*PROBLEM TO WORK ON*:
Extract the data exactly, missing nothing.

*STORED RECORDS*:

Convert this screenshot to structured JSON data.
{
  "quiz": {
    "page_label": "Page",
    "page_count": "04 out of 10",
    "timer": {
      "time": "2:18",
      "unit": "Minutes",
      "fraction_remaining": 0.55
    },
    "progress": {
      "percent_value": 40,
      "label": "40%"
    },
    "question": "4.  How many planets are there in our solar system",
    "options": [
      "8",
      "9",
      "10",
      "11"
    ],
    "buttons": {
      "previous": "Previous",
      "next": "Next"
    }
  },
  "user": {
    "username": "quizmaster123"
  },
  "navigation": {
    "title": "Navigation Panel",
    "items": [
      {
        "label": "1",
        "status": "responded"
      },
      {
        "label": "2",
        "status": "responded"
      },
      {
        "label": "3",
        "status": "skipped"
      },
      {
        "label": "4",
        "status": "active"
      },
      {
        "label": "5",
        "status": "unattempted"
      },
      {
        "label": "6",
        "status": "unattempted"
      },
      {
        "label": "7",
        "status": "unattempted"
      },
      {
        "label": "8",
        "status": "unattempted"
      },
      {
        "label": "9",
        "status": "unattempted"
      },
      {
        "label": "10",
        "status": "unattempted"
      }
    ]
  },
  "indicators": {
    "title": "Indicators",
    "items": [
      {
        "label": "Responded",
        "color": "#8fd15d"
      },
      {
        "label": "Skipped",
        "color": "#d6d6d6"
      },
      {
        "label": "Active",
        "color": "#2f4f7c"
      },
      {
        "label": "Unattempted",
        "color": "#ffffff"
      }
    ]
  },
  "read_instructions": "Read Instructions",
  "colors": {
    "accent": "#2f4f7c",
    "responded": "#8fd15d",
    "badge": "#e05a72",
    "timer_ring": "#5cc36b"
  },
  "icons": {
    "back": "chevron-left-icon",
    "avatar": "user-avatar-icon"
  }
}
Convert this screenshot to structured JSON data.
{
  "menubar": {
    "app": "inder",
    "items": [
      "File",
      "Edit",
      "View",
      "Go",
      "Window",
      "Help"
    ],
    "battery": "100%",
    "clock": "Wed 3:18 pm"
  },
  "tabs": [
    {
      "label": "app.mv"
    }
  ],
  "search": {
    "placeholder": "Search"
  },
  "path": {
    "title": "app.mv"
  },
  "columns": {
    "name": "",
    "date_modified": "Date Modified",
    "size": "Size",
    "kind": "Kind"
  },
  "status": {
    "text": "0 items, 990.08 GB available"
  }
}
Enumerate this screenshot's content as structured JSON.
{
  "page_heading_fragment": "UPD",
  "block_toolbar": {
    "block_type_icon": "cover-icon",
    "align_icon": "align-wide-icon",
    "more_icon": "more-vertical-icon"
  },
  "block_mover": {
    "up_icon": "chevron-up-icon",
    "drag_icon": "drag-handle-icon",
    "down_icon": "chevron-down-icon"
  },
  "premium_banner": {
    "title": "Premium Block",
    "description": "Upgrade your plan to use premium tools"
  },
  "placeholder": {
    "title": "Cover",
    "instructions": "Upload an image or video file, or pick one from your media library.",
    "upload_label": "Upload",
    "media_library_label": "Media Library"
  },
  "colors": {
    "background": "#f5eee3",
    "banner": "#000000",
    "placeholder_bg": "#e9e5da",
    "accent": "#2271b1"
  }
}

*RESPONSE TO THE TASK*:
Convert this screenshot to structured JSON data.
{
  "quiz": {
    "page_label": "Page",
    "page_count": "04 out of 10",
    "timer": {
      "time": "2:18",
      "unit": "Minutes",
      "fraction_remaining": 0.55
    },
    "progress": {
      "percent_value": 40,
      "label": "40%"
    },
    "question": "4.  How many planets are there in our solar system",
    "options": [
      "8",
      "9",
      "10",
      "11"
    ],
    "buttons": {
      "previous": "Previous",
      "next": "Next"
    }
  },
  "user": {
    "username": "quizmaster123"
  },
  "navigation": {
    "title": "Navigation Panel",
    "items": [
      {
        "label": "1",
        "status": "responded"
      },
      {
        "label": "2",
        "status": "responded"
      },
      {
        "label": "3",
        "status": "skipped"
      },
      {
        "label": "4",
        "status": "active"
      },
      {
        "label": "5",
        "status": "unattempted"
      },
      {
        "label": "6",
        "status": "unattempted"
      },
      {
        "label": "7",
        "status": "unattempted"
      },
      {
        "label": "8",
        "status": "unattempted"
      },
      {
        "label": "9",
        "status": "unattempted"
      },
      {
        "label": "10",
        "status": "unattempted"
      }
    ]
  },
  "indicators": {
    "title": "Indicators",
    "items": [
      {
        "label": "Responded",
        "color": "#8fd15d"
      },
      {
        "label": "Skipped",
        "color": "#d6d6d6"
      },
      {
        "label": "Active",
        "color": "#2f4f7c"
      },
      {
        "label": "Unattempted",
        "color": "#ffffff"
      }
    ]
  },
  "read_instructions": "Read Instructions",
  "colors": {
    "accent": "#2f4f7c",
    "responded": "#8fd15d",
    "badge": "#e05a72",
    "timer_ring": "#5cc36b"
  },
  "icons": {
    "back": "chevron-left-icon",
    "avatar": "user-avatar-icon"
  }
}
Convert this screenshot to structured JSON data.
{
  "menubar": {
    "app": "inder",
    "items": [
      "File",
      "Edit",
      "View",
      "Go",
      "Window",
      "Help"
    ],
    "battery": "100%",
    "clock": "Wed 3:18 pm"
  },
  "tabs": [
    {
      "label": "app.mv"
    }
  ],
  "search": {
    "placeholder": "Search"
  },
  "path": {
    "title": "app.mv"
  },
  "columns": {
    "name": "",
    "date_modified": "Date Modified",
    "size": "Size",
    "kind": "Kind"
  },
  "status": {
    "text": "0 items, 990.08 GB available"
  }
}
Enumerate this screenshot's content as structured JSON.
{
  "page_heading_fragment": "UPD",
  "block_toolbar": {
    "block_type_icon": "cover-icon",
    "align_icon": "align-wide-icon",
    "more_icon": "more-vertical-icon"
  },
  "block_mover": {
    "up_icon": "chevron-up-icon",
    "drag_icon": "drag-handle-icon",
    "down_icon": "chevron-down-icon"
  },
  "premium_banner": {
    "title": "Premium Block",
    "description": "Upgrade your plan to use premium tools"
  },
  "placeholder": {
    "title": "Cover",
    "instructions": "Upload an image or video file, or pick one from your media library.",
    "upload_label": "Upload",
    "media_library_label": "Media Library"
  },
  "colors": {
    "background": "#f5eee3",
    "banner": "#000000",
    "placeholder_bg": "#e9e5da",
    "accent": "#2271b1"
  }
}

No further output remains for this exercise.